PROMPT ::
From the listing below, select every line where the word "title" appears.

RAW DATA ::
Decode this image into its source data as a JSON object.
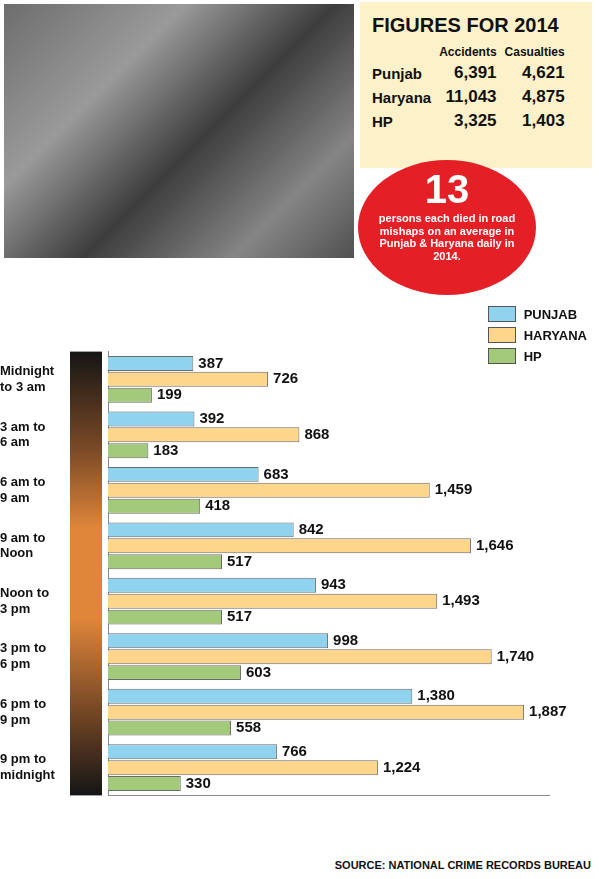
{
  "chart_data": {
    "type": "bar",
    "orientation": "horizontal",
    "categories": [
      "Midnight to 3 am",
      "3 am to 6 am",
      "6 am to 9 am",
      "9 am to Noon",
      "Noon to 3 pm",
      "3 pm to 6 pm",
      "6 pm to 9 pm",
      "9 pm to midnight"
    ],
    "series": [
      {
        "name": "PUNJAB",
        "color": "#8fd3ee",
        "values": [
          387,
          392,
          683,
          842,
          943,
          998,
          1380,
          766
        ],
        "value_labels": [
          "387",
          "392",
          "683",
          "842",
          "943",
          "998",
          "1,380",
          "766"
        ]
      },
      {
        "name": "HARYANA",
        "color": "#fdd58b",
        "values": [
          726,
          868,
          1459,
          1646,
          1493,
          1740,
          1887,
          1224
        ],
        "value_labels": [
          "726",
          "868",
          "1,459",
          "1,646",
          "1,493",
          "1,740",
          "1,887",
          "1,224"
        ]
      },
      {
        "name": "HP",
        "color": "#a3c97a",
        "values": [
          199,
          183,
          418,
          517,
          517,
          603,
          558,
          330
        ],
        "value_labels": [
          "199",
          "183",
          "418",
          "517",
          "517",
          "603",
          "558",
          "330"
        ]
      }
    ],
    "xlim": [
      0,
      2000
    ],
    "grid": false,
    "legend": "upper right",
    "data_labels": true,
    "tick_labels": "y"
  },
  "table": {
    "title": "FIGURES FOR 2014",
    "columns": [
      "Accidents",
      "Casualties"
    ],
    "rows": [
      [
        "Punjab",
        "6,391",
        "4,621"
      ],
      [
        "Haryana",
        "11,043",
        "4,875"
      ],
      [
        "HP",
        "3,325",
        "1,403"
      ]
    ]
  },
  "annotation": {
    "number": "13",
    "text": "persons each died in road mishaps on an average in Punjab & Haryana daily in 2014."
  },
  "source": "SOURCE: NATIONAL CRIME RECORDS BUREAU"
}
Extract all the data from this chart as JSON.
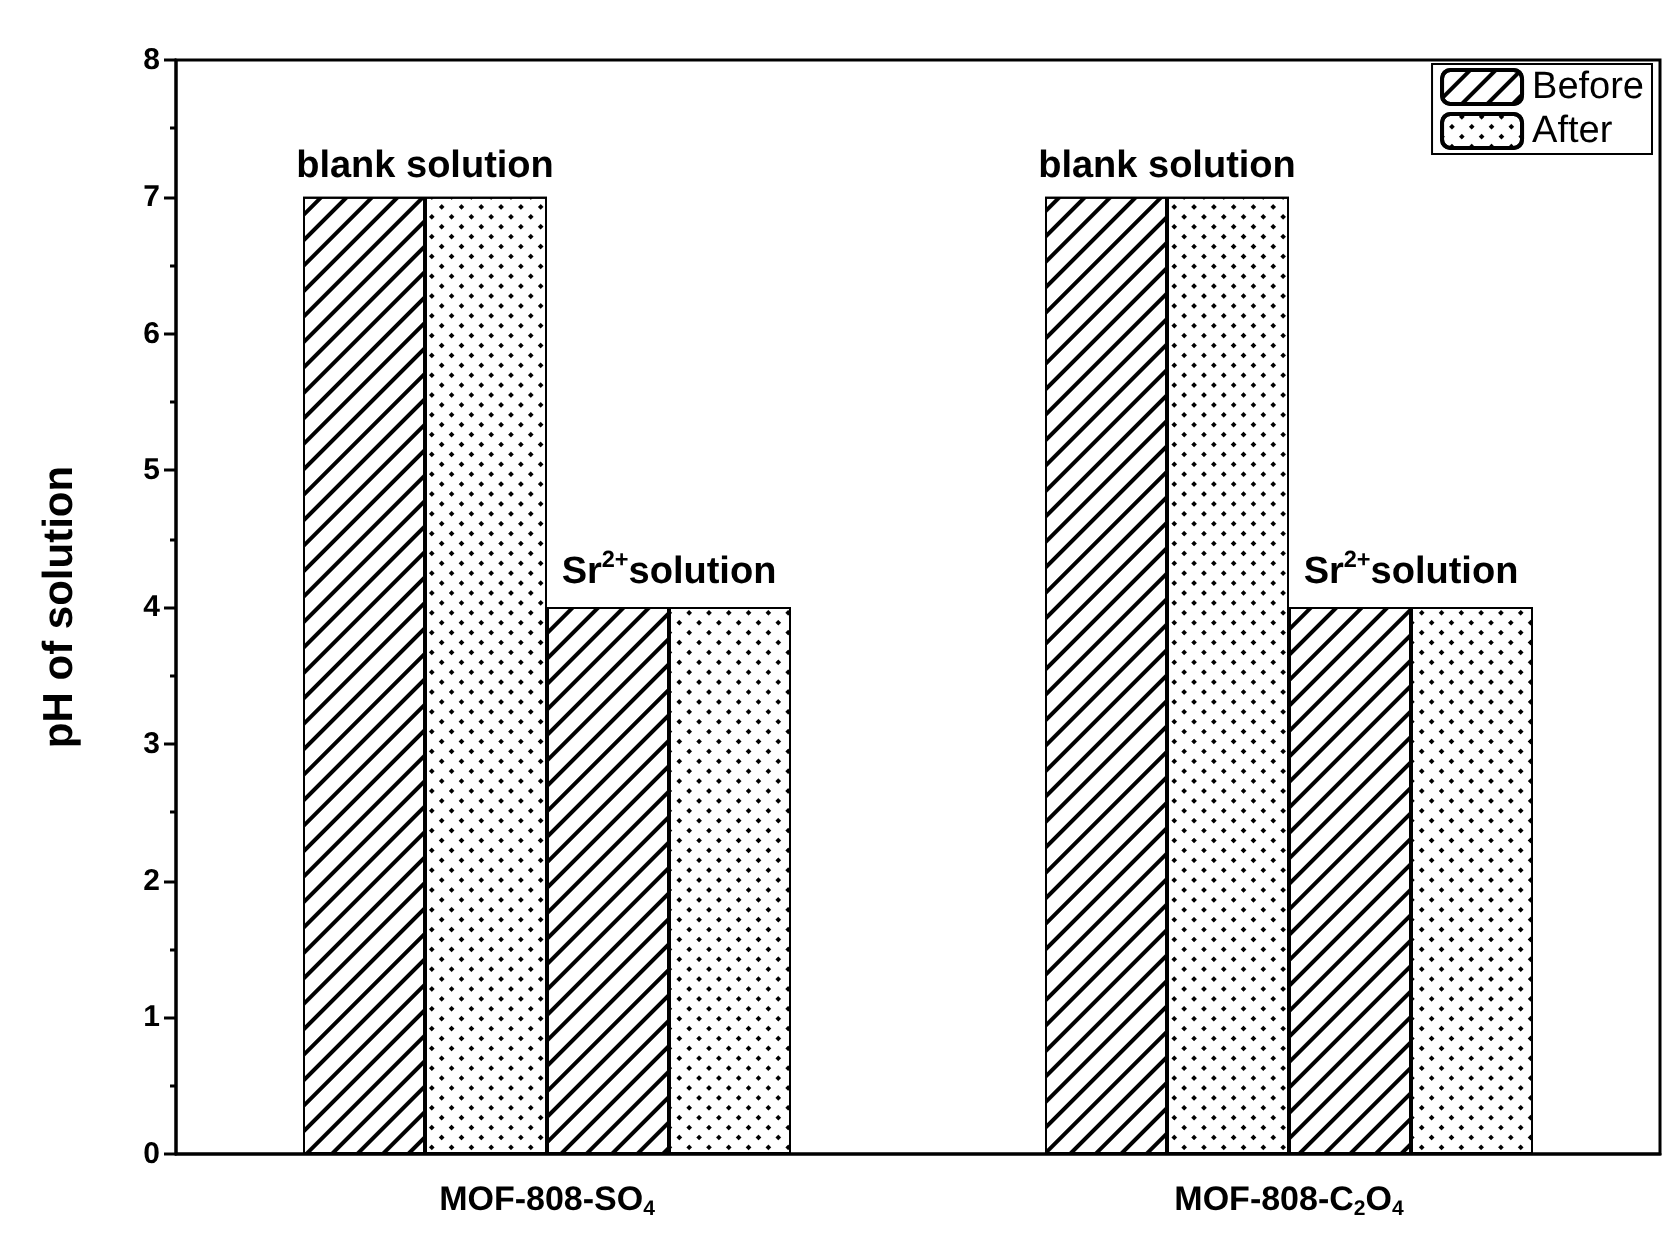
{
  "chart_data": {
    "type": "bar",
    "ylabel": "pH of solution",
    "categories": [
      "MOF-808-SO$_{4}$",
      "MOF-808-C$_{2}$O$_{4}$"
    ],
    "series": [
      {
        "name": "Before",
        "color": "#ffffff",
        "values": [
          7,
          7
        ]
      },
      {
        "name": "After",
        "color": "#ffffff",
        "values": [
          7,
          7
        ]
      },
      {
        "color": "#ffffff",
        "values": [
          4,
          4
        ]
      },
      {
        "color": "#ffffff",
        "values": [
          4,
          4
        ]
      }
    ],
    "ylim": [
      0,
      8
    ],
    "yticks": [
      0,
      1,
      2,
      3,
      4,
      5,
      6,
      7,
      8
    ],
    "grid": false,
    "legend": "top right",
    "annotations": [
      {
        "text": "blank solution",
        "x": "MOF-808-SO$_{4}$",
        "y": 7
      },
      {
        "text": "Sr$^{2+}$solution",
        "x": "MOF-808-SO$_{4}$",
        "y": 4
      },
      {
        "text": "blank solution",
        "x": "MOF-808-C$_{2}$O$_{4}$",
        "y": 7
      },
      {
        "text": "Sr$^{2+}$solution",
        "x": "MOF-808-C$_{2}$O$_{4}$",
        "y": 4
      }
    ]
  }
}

...

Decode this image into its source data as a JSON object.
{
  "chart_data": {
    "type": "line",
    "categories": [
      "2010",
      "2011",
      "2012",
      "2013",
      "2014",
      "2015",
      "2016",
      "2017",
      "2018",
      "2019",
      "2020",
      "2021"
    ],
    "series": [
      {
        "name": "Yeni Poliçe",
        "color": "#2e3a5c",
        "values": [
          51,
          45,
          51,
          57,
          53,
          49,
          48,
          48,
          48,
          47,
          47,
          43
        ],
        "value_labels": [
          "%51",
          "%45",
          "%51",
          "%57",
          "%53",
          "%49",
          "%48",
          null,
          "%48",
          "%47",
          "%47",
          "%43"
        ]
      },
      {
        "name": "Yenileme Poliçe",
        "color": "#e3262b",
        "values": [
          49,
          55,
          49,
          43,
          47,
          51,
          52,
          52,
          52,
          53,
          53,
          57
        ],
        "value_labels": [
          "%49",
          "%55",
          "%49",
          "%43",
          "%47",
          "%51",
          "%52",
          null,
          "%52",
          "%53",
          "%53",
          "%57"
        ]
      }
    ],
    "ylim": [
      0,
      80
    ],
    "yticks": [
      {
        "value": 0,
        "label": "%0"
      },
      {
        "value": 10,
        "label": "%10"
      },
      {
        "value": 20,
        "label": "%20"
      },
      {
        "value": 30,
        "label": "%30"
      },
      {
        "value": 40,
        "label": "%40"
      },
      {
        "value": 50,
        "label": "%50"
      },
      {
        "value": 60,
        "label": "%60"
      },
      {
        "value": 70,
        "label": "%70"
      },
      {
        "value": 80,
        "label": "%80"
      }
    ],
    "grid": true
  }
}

--

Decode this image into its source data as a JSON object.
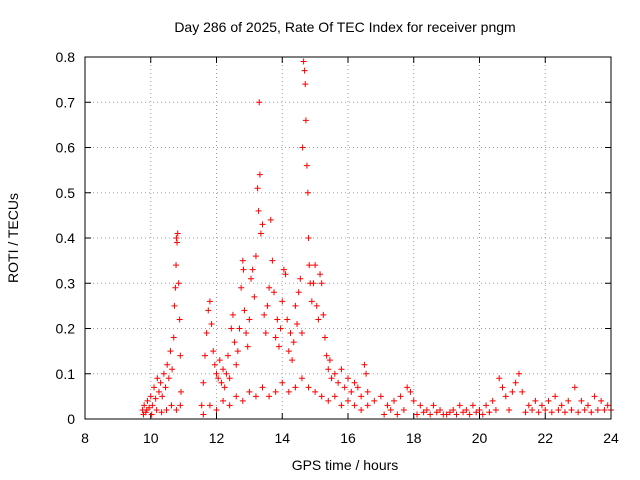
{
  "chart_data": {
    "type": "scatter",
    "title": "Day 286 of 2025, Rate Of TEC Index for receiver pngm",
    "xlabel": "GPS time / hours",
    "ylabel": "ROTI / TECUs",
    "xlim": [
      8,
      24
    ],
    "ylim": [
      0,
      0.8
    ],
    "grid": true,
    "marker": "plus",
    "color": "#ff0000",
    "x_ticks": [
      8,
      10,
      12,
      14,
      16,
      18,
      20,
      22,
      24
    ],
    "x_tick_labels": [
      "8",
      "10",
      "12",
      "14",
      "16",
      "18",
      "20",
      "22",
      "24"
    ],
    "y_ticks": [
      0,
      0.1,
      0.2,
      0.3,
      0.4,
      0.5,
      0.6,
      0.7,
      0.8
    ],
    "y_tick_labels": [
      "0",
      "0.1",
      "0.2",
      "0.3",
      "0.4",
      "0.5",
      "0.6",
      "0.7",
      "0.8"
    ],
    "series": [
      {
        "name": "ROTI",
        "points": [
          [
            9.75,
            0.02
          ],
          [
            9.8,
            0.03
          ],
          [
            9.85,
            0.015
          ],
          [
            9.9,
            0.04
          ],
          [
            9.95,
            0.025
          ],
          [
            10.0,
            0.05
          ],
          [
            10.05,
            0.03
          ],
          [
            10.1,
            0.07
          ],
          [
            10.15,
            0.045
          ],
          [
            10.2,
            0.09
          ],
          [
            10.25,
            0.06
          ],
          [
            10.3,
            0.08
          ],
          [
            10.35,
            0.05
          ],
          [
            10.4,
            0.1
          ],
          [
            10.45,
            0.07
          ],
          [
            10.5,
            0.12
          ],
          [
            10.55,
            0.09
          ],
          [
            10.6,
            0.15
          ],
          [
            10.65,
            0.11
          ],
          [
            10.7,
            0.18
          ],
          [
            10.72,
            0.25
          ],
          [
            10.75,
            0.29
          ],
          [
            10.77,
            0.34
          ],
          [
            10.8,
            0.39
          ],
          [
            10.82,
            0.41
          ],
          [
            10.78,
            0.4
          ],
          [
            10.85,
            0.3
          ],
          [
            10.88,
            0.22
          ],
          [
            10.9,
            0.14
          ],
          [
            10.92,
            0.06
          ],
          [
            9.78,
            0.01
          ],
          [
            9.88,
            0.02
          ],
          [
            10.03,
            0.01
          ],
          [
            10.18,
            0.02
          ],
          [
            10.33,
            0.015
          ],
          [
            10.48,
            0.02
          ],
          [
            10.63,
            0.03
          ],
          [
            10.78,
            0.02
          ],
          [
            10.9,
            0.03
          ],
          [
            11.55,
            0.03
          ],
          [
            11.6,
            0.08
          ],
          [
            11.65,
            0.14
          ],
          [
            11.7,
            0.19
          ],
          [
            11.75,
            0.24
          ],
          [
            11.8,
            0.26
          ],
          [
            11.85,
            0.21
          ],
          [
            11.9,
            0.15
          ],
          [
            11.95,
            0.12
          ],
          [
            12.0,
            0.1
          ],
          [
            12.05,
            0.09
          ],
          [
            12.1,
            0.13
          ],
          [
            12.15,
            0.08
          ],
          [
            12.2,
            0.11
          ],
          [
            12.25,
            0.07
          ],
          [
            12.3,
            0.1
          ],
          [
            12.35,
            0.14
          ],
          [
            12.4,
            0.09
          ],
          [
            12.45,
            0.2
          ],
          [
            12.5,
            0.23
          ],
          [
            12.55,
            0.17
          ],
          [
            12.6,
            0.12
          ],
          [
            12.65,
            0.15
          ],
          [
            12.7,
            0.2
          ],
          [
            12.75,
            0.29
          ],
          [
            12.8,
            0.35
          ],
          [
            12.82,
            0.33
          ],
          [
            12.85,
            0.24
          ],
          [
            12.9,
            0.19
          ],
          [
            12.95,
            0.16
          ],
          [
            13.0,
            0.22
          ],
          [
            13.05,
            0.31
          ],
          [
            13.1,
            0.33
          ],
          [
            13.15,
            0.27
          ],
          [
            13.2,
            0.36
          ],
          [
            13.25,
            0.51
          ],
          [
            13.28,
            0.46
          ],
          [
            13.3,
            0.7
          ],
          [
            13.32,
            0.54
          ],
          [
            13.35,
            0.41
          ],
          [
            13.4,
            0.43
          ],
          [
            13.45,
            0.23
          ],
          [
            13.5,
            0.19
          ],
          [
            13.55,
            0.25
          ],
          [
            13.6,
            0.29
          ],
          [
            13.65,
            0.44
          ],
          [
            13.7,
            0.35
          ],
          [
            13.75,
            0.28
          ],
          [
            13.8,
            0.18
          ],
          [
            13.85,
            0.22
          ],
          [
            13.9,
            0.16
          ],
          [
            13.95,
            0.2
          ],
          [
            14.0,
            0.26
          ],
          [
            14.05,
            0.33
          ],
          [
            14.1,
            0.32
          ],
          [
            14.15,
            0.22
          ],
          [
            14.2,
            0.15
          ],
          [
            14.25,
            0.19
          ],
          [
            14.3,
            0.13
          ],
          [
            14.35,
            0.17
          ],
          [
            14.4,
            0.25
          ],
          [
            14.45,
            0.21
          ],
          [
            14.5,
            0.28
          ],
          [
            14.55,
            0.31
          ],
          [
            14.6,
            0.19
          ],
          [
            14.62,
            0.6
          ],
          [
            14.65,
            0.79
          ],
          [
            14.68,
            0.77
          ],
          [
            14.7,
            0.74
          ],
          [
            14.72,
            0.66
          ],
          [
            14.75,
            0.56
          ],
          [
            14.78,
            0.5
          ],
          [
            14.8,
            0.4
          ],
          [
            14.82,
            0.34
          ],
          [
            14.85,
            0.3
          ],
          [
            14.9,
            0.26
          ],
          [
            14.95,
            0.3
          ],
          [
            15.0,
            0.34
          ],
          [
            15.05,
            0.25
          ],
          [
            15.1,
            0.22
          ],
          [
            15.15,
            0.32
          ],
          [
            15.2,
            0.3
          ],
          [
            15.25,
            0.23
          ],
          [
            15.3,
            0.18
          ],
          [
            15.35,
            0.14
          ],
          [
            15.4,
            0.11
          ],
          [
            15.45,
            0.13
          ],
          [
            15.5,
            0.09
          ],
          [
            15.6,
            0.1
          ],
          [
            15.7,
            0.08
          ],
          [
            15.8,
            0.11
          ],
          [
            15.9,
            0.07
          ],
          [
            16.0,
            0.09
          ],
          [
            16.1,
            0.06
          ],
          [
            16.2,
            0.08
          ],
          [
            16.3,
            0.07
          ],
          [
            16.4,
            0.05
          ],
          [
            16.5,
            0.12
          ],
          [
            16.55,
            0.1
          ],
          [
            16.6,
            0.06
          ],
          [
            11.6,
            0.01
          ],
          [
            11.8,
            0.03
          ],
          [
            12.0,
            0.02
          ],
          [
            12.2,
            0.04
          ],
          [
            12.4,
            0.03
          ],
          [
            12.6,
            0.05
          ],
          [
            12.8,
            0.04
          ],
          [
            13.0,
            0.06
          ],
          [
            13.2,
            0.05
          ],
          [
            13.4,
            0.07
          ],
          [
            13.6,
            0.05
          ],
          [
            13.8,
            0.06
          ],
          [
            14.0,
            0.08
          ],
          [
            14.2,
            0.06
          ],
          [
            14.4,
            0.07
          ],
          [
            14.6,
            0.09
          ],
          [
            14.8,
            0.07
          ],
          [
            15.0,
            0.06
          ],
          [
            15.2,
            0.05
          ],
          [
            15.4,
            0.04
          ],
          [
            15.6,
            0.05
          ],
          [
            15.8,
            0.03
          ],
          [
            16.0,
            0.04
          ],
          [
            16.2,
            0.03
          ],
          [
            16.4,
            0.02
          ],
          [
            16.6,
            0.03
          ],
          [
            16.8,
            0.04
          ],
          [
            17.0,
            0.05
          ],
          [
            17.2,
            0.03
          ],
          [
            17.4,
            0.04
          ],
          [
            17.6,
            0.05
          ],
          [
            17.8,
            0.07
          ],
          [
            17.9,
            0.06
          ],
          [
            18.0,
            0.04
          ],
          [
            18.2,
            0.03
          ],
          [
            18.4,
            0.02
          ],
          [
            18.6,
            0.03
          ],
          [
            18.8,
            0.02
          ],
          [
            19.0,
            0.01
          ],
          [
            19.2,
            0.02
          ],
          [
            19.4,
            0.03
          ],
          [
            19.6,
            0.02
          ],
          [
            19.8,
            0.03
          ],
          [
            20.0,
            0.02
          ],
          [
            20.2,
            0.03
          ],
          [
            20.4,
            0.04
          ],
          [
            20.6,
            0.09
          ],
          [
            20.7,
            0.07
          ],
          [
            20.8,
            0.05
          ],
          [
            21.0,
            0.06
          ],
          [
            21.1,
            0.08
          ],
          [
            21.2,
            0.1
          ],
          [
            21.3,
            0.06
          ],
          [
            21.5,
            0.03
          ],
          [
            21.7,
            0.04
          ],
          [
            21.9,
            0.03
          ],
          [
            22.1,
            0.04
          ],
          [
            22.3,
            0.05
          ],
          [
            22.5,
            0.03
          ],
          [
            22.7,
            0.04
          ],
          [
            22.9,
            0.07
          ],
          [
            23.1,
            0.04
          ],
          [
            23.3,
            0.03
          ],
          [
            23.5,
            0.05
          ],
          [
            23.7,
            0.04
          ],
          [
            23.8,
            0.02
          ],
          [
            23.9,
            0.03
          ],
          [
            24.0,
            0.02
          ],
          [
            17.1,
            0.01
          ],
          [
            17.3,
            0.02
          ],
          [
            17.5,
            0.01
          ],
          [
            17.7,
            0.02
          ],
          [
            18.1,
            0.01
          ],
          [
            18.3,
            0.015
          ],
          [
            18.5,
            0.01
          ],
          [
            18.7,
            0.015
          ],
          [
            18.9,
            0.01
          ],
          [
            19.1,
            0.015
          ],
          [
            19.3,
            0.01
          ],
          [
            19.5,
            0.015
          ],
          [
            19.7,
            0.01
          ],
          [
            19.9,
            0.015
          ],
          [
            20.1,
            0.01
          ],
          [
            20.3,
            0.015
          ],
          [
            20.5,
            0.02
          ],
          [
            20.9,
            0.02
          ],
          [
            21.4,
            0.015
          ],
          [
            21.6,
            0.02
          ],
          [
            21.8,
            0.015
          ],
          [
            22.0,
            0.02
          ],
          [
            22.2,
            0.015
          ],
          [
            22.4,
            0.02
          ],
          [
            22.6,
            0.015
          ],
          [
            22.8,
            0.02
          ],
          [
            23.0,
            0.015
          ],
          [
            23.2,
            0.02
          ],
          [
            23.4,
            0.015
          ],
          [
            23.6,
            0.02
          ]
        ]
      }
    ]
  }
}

THE RESPONSE ::
    "title": "FIGURES FOR 2014",
    "title": "Day 286 of 2025, Rate Of TEC Index for receiver pngm",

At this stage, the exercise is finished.